▶ _EXERCISE OBJECTIVE_
Transcribe the whole listing without a single picture.
--- Begin ENTRIES ---
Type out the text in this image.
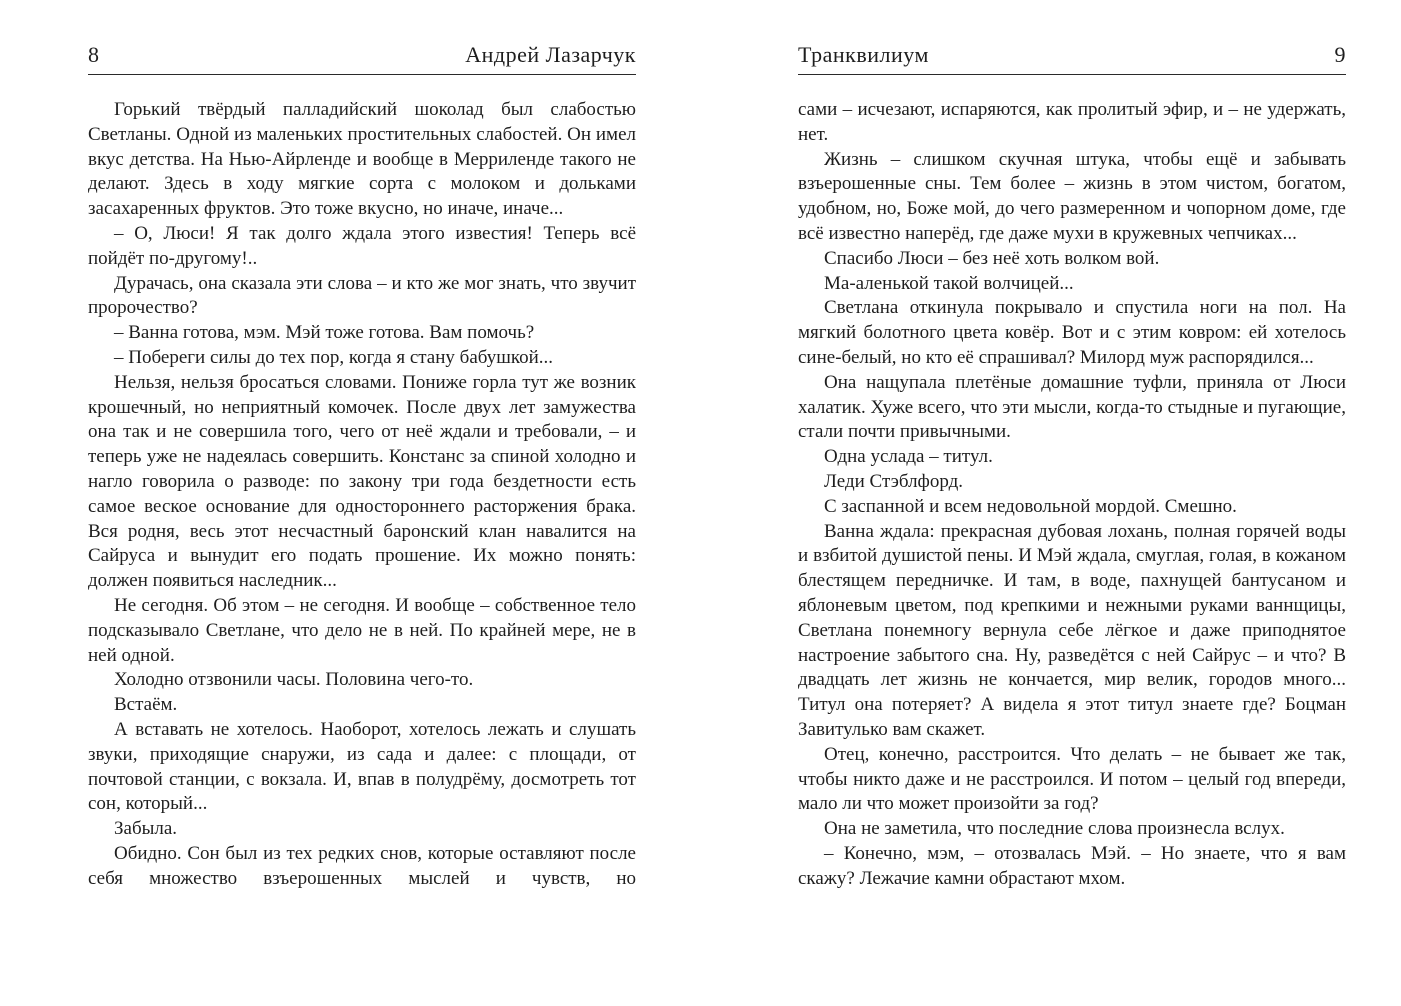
8	Андрей Лазарчук

Горький твёрдый палладийский шоколад был слабостью Светланы. Одной из маленьких простительных слабостей. Он имел вкус детства. На Нью-Айрленде и вообще в Меррилендe такого не делают. Здесь в ходу мягкие сорта с молоком и дольками засахаренных фруктов. Это тоже вкусно, но иначе, иначе...

– О, Люси! Я так долго ждала этого известия! Теперь всё пойдёт по-другому!..

Дурачась, она сказала эти слова – и кто же мог знать, что звучит пророчество?

– Ванна готова, мэм. Мэй тоже готова. Вам помочь?

– Побереги силы до тех пор, когда я стану бабушкой...

Нельзя, нельзя бросаться словами. Пониже горла тут же возник крошечный, но неприятный комочек. После двух лет замужества она так и не совершила того, чего от неё ждали и требовали, – и теперь уже не надеялась совершить. Констанс за спиной холодно и нагло говорила о разводе: по закону три года бездетности есть самое веское основание для одностороннего расторжения брака. Вся родня, весь этот несчастный баронский клан навалится на Сайруса и вынудит его подать прошение. Их можно понять: должен появиться наследник...

Не сегодня. Об этом – не сегодня. И вообще – собственное тело подсказывало Светлане, что дело не в ней. По крайней мере, не в ней одной.

Холодно отзвонили часы. Половина чего-то.

Встаём.

А вставать не хотелось. Наоборот, хотелось лежать и слушать звуки, приходящие снаружи, из сада и далее: с площади, от почтовой станции, с вокзала. И, впав в полудрёму, досмотреть тот сон, который...

Забыла.

Обидно. Сон был из тех редких снов, которые оставляют после себя множество взъерошенных мыслей и чувств, но

Транквилиум	9

сами – исчезают, испаряются, как пролитый эфир, и – не удержать, нет.

Жизнь – слишком скучная штука, чтобы ещё и забывать взъерошенные сны. Тем более – жизнь в этом чистом, богатом, удобном, но, Боже мой, до чего размеренном и чопорном доме, где всё известно наперёд, где даже мухи в кружевных чепчиках...

Спасибо Люси – без неё хоть волком вой.

Ма-аленькой такой волчицей...

Светлана откинула покрывало и спустила ноги на пол. На мягкий болотного цвета ковёр. Вот и с этим ковром: ей хотелось сине-белый, но кто её спрашивал? Милорд муж распорядился...

Она нащупала плетёные домашние туфли, приняла от Люси халатик. Хуже всего, что эти мысли, когда-то стыдные и пугающие, стали почти привычными.

Одна услада – титул.

Леди Стэблфорд.

С заспанной и всем недовольной мордой. Смешно.

Ванна ждала: прекрасная дубовая лохань, полная горячей воды и взбитой душистой пены. И Мэй ждала, смуглая, голая, в кожаном блестящем передничке. И там, в воде, пахнущей бантусаном и яблоневым цветом, под крепкими и нежными руками ваннщицы, Светлана понемногу вернула себе лёгкое и даже приподнятое настроение забытого сна. Ну, разведётся с ней Сайрус – и что? В двадцать лет жизнь не кончается, мир велик, городов много... Титул она потеряет? А видела я этот титул знаете где? Боцман Завитулько вам скажет.

Отец, конечно, расстроится. Что делать – не бывает же так, чтобы никто даже и не расстроился. И потом – целый год впереди, мало ли что может произойти за год?

Она не заметила, что последние слова произнесла вслух.

– Конечно, мэм, – отозвалась Мэй. – Но знаете, что я вам скажу? Лежачие камни обрастают мхом.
--- End ENTRIES ---
▶ _WORKED ANSWER_
Type out the text in this image.
8	Андрей Лазарчук

Горький твёрдый палладийский шоколад был слабостью Светланы. Одной из маленьких простительных слабостей. Он имел вкус детства. На Нью-Айрленде и вообще в Меррилендe такого не делают. Здесь в ходу мягкие сорта с молоком и дольками засахаренных фруктов. Это тоже вкусно, но иначе, иначе...

– О, Люси! Я так долго ждала этого известия! Теперь всё пойдёт по-другому!..

Дурачась, она сказала эти слова – и кто же мог знать, что звучит пророчество?

– Ванна готова, мэм. Мэй тоже готова. Вам помочь?

– Побереги силы до тех пор, когда я стану бабушкой...

Нельзя, нельзя бросаться словами. Пониже горла тут же возник крошечный, но неприятный комочек. После двух лет замужества она так и не совершила того, чего от неё ждали и требовали, – и теперь уже не надеялась совершить. Констанс за спиной холодно и нагло говорила о разводе: по закону три года бездетности есть самое веское основание для одностороннего расторжения брака. Вся родня, весь этот несчастный баронский клан навалится на Сайруса и вынудит его подать прошение. Их можно понять: должен появиться наследник...

Не сегодня. Об этом – не сегодня. И вообще – собственное тело подсказывало Светлане, что дело не в ней. По крайней мере, не в ней одной.

Холодно отзвонили часы. Половина чего-то.

Встаём.

А вставать не хотелось. Наоборот, хотелось лежать и слушать звуки, приходящие снаружи, из сада и далее: с площади, от почтовой станции, с вокзала. И, впав в полудрёму, досмотреть тот сон, который...

Забыла.

Обидно. Сон был из тех редких снов, которые оставляют после себя множество взъерошенных мыслей и чувств, но

Транквилиум	9

сами – исчезают, испаряются, как пролитый эфир, и – не удержать, нет.

Жизнь – слишком скучная штука, чтобы ещё и забывать взъерошенные сны. Тем более – жизнь в этом чистом, богатом, удобном, но, Боже мой, до чего размеренном и чопорном доме, где всё известно наперёд, где даже мухи в кружевных чепчиках...

Спасибо Люси – без неё хоть волком вой.

Ма-аленькой такой волчицей...

Светлана откинула покрывало и спустила ноги на пол. На мягкий болотного цвета ковёр. Вот и с этим ковром: ей хотелось сине-белый, но кто её спрашивал? Милорд муж распорядился...

Она нащупала плетёные домашние туфли, приняла от Люси халатик. Хуже всего, что эти мысли, когда-то стыдные и пугающие, стали почти привычными.

Одна услада – титул.

Леди Стэблфорд.

С заспанной и всем недовольной мордой. Смешно.

Ванна ждала: прекрасная дубовая лохань, полная горячей воды и взбитой душистой пены. И Мэй ждала, смуглая, голая, в кожаном блестящем передничке. И там, в воде, пахнущей бантусаном и яблоневым цветом, под крепкими и нежными руками ваннщицы, Светлана понемногу вернула себе лёгкое и даже приподнятое настроение забытого сна. Ну, разведётся с ней Сайрус – и что? В двадцать лет жизнь не кончается, мир велик, городов много... Титул она потеряет? А видела я этот титул знаете где? Боцман Завитулько вам скажет.

Отец, конечно, расстроится. Что делать – не бывает же так, чтобы никто даже и не расстроился. И потом – целый год впереди, мало ли что может произойти за год?

Она не заметила, что последние слова произнесла вслух.

– Конечно, мэм, – отозвалась Мэй. – Но знаете, что я вам скажу? Лежачие камни обрастают мхом.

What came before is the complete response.